■ **Job 1**: Give each distinct dollar amount mentioned in the passage on cult cabernets, in the order each first appears.

Three Perspectives on Cult Cabernets

Even though I don't consider myself a wine expert, I still get asked for a lot of advice, and I end up having lots of conversations with friends and strangers alike about wine and wine related topics. One of the most common has to do with really expensive wines, and always circles around the question of "are they worth it?" There exists no simple answer to this question, or to the question often nested inside it: "is a $100 bottle of wine ten times better than a $10 bottle?"

This past week saw the publishing of three interesting perspectives on "Cult Cabernets," those New World red wines (often, but not always, from Napa) that command price tags between $100 and $1800.

■ **Data for the task**:
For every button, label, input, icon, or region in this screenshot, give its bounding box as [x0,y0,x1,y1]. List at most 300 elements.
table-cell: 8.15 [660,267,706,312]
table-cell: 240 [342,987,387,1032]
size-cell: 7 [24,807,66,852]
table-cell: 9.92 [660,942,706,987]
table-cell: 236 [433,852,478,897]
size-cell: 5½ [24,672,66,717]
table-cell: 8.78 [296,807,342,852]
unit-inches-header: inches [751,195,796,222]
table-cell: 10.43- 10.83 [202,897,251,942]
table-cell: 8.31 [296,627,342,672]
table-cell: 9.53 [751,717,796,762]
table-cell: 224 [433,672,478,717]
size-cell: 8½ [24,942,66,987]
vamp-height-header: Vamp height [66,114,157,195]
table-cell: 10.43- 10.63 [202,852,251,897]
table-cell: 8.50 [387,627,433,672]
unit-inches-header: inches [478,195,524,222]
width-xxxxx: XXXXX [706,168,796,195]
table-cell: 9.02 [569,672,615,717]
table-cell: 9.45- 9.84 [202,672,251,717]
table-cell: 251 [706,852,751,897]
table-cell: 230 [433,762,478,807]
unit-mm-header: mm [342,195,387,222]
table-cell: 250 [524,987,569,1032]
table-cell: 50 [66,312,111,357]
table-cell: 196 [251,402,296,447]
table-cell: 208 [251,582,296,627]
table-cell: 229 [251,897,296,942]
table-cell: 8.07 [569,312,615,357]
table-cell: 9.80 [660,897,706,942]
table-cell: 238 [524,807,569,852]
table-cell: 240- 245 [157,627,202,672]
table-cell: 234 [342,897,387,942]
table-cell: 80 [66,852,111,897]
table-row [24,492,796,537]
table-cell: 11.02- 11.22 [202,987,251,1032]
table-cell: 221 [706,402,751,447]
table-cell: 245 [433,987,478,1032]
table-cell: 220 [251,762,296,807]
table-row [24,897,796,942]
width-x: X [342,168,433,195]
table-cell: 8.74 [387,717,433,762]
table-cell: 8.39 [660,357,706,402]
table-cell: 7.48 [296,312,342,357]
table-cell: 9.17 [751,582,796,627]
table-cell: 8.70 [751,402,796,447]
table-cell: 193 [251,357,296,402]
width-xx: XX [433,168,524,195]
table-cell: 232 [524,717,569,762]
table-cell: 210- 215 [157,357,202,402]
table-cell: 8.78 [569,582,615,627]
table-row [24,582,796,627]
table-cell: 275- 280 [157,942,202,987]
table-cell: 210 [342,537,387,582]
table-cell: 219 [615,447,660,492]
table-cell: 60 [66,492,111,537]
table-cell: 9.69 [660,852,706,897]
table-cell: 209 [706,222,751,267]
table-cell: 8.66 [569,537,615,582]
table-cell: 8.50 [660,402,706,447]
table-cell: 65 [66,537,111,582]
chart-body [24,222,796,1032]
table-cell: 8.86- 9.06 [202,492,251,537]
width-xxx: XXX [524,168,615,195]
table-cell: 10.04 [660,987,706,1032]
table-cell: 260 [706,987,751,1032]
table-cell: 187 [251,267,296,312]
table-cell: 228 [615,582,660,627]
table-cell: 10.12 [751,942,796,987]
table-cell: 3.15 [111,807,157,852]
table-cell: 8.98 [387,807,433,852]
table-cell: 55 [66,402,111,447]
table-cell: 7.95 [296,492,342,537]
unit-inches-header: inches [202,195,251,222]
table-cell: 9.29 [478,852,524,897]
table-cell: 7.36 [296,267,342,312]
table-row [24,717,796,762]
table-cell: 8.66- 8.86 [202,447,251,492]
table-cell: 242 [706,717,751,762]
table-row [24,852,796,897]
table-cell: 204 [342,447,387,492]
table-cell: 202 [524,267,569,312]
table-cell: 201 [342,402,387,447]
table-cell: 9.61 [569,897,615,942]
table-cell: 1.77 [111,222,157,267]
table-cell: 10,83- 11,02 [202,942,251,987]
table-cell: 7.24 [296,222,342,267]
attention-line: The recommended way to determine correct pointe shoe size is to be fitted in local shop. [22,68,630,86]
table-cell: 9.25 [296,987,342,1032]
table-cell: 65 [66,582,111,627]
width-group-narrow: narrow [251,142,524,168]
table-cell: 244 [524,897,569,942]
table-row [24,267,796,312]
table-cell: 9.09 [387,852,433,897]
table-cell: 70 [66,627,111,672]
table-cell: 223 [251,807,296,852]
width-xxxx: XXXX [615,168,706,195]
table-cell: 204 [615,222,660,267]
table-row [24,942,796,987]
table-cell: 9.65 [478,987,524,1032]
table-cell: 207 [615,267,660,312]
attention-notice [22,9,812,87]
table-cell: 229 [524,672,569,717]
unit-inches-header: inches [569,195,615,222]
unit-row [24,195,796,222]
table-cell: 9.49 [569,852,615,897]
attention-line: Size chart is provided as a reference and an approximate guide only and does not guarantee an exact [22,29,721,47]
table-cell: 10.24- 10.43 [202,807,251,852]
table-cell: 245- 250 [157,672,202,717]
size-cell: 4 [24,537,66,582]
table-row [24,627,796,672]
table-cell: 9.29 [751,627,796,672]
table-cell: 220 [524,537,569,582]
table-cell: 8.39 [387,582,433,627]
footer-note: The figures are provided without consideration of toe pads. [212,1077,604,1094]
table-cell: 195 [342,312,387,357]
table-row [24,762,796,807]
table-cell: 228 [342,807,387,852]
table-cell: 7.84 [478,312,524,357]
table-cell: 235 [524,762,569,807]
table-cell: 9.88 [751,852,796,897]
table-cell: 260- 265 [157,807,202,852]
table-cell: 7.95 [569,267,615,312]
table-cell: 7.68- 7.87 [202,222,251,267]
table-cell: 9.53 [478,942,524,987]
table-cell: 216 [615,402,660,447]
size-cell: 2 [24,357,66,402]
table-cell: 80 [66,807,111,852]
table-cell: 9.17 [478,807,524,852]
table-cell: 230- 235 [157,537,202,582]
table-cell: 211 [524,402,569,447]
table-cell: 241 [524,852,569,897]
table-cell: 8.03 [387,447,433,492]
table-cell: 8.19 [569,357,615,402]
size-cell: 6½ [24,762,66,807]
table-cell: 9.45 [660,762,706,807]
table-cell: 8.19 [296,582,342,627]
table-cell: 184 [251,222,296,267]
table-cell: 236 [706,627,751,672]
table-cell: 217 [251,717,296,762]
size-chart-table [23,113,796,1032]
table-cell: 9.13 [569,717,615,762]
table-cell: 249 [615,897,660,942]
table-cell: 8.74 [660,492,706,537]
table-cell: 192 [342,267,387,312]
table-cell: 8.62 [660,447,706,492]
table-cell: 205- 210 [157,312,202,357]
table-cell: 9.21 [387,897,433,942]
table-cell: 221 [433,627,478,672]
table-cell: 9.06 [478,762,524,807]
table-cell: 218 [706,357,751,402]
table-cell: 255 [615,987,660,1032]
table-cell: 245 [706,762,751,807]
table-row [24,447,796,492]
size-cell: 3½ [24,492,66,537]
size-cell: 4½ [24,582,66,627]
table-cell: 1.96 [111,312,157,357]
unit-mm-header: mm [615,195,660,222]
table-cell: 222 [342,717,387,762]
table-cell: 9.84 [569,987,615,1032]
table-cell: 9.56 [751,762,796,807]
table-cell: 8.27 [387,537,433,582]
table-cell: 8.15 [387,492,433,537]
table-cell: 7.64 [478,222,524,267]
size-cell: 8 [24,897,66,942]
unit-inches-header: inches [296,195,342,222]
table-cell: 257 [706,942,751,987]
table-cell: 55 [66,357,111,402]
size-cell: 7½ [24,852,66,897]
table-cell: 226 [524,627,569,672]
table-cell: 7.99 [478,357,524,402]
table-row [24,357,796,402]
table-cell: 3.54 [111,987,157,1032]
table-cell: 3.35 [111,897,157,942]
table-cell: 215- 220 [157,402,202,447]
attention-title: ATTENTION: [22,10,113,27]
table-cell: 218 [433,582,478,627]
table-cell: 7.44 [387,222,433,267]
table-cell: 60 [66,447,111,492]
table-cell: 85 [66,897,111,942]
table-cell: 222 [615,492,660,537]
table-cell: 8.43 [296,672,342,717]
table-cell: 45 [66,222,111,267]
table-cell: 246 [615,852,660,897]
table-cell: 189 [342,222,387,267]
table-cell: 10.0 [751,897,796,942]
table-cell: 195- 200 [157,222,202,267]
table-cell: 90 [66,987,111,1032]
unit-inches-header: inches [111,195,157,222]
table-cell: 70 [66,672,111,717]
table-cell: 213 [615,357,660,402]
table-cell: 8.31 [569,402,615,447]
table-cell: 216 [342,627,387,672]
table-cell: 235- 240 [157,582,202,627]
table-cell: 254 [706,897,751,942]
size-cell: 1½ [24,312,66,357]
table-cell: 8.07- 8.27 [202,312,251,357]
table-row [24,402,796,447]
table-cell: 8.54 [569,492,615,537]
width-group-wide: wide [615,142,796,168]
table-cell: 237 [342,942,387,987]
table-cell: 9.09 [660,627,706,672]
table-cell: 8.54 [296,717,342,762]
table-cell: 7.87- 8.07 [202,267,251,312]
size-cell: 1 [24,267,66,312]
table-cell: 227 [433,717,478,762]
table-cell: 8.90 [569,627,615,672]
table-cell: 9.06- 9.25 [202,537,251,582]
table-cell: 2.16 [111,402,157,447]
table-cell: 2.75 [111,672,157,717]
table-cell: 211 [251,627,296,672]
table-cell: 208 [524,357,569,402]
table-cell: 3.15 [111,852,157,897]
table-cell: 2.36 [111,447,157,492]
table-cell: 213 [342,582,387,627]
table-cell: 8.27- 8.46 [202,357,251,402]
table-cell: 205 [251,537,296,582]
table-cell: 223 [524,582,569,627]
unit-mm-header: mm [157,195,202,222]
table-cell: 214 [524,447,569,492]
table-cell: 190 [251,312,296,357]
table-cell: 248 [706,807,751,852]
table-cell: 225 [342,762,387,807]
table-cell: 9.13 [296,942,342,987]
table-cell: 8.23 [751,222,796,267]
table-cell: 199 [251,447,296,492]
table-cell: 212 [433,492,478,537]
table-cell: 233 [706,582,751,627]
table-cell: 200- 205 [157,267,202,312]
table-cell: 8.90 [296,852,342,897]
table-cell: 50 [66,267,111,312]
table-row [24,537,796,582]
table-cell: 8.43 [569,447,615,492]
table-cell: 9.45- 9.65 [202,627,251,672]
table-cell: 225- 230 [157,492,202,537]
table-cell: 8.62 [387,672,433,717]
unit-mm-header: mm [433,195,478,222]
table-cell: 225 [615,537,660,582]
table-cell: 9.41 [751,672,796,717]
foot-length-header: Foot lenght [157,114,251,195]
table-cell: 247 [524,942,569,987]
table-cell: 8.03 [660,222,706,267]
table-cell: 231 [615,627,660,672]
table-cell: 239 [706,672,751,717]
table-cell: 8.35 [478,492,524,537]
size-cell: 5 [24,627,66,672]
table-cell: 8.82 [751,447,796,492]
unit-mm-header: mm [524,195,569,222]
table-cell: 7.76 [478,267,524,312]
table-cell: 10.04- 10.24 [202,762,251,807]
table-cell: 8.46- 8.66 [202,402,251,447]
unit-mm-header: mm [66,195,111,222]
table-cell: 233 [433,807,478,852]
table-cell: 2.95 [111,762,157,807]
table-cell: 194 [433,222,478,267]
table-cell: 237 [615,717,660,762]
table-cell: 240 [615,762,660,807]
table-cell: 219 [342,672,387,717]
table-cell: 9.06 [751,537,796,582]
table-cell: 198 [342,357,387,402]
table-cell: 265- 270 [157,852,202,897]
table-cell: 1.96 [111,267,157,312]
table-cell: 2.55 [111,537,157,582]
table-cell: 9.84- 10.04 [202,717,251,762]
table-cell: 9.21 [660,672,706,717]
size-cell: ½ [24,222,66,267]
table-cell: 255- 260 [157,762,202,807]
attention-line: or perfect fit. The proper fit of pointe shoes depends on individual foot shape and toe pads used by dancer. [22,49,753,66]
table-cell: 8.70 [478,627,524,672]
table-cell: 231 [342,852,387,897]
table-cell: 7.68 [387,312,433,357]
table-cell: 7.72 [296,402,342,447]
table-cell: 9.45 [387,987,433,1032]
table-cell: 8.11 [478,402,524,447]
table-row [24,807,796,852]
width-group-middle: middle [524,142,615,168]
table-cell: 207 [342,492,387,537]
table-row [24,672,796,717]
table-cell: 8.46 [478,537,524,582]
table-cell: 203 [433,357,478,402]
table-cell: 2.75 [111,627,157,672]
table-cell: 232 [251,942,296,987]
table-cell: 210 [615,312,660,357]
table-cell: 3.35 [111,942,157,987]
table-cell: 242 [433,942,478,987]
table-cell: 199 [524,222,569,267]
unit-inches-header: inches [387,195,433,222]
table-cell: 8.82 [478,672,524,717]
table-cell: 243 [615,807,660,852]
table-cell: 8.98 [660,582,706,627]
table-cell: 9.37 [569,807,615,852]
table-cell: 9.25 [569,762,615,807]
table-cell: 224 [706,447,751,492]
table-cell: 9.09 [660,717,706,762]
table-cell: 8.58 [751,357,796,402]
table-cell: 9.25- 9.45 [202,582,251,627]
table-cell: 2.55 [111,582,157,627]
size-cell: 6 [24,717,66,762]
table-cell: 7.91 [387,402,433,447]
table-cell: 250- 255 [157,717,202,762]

■ **Job 2**: Duplicate the listing from its first line through the line containing "width-xxx: XXX [524,168,615,195]", including both of those lines.

■ **Full answer 1**: $100, $10, $1800

■ **Full answer 2**:
For every button, label, input, icon, or region in this screenshot, give its bounding box as [x0,y0,x1,y1]. List at most 300 elements.
table-cell: 8.15 [660,267,706,312]
table-cell: 240 [342,987,387,1032]
size-cell: 7 [24,807,66,852]
table-cell: 9.92 [660,942,706,987]
table-cell: 236 [433,852,478,897]
size-cell: 5½ [24,672,66,717]
table-cell: 8.78 [296,807,342,852]
unit-inches-header: inches [751,195,796,222]
table-cell: 10.43- 10.83 [202,897,251,942]
table-cell: 8.31 [296,627,342,672]
table-cell: 9.53 [751,717,796,762]
table-cell: 224 [433,672,478,717]
size-cell: 8½ [24,942,66,987]
vamp-height-header: Vamp height [66,114,157,195]
table-cell: 10.43- 10.63 [202,852,251,897]
table-cell: 8.50 [387,627,433,672]
unit-inches-header: inches [478,195,524,222]
width-xxxxx: XXXXX [706,168,796,195]
table-cell: 9.02 [569,672,615,717]
table-cell: 9.45- 9.84 [202,672,251,717]
table-cell: 251 [706,852,751,897]
table-cell: 230 [433,762,478,807]
unit-mm-header: mm [342,195,387,222]
table-cell: 250 [524,987,569,1032]
table-cell: 50 [66,312,111,357]
table-cell: 196 [251,402,296,447]
table-cell: 208 [251,582,296,627]
table-cell: 229 [251,897,296,942]
table-cell: 8.07 [569,312,615,357]
table-cell: 9.80 [660,897,706,942]
table-cell: 238 [524,807,569,852]
table-cell: 240- 245 [157,627,202,672]
table-cell: 234 [342,897,387,942]
table-cell: 80 [66,852,111,897]
table-row [24,492,796,537]
table-cell: 11.02- 11.22 [202,987,251,1032]
table-cell: 221 [706,402,751,447]
table-cell: 245 [433,987,478,1032]
table-cell: 220 [251,762,296,807]
table-row [24,897,796,942]
width-x: X [342,168,433,195]
table-cell: 8.74 [387,717,433,762]
table-cell: 8.39 [660,357,706,402]
table-cell: 7.48 [296,312,342,357]
table-cell: 9.17 [751,582,796,627]
table-cell: 8.70 [751,402,796,447]
table-cell: 193 [251,357,296,402]
width-xx: XX [433,168,524,195]
table-cell: 232 [524,717,569,762]
table-cell: 210- 215 [157,357,202,402]
table-cell: 8.78 [569,582,615,627]
table-row [24,582,796,627]
table-cell: 275- 280 [157,942,202,987]
table-cell: 210 [342,537,387,582]
table-cell: 219 [615,447,660,492]
table-cell: 60 [66,492,111,537]
table-cell: 9.69 [660,852,706,897]
table-cell: 209 [706,222,751,267]
table-cell: 8.66 [569,537,615,582]
table-cell: 8.50 [660,402,706,447]
table-cell: 65 [66,537,111,582]
chart-body [24,222,796,1032]
table-cell: 8.86- 9.06 [202,492,251,537]
width-xxx: XXX [524,168,615,195]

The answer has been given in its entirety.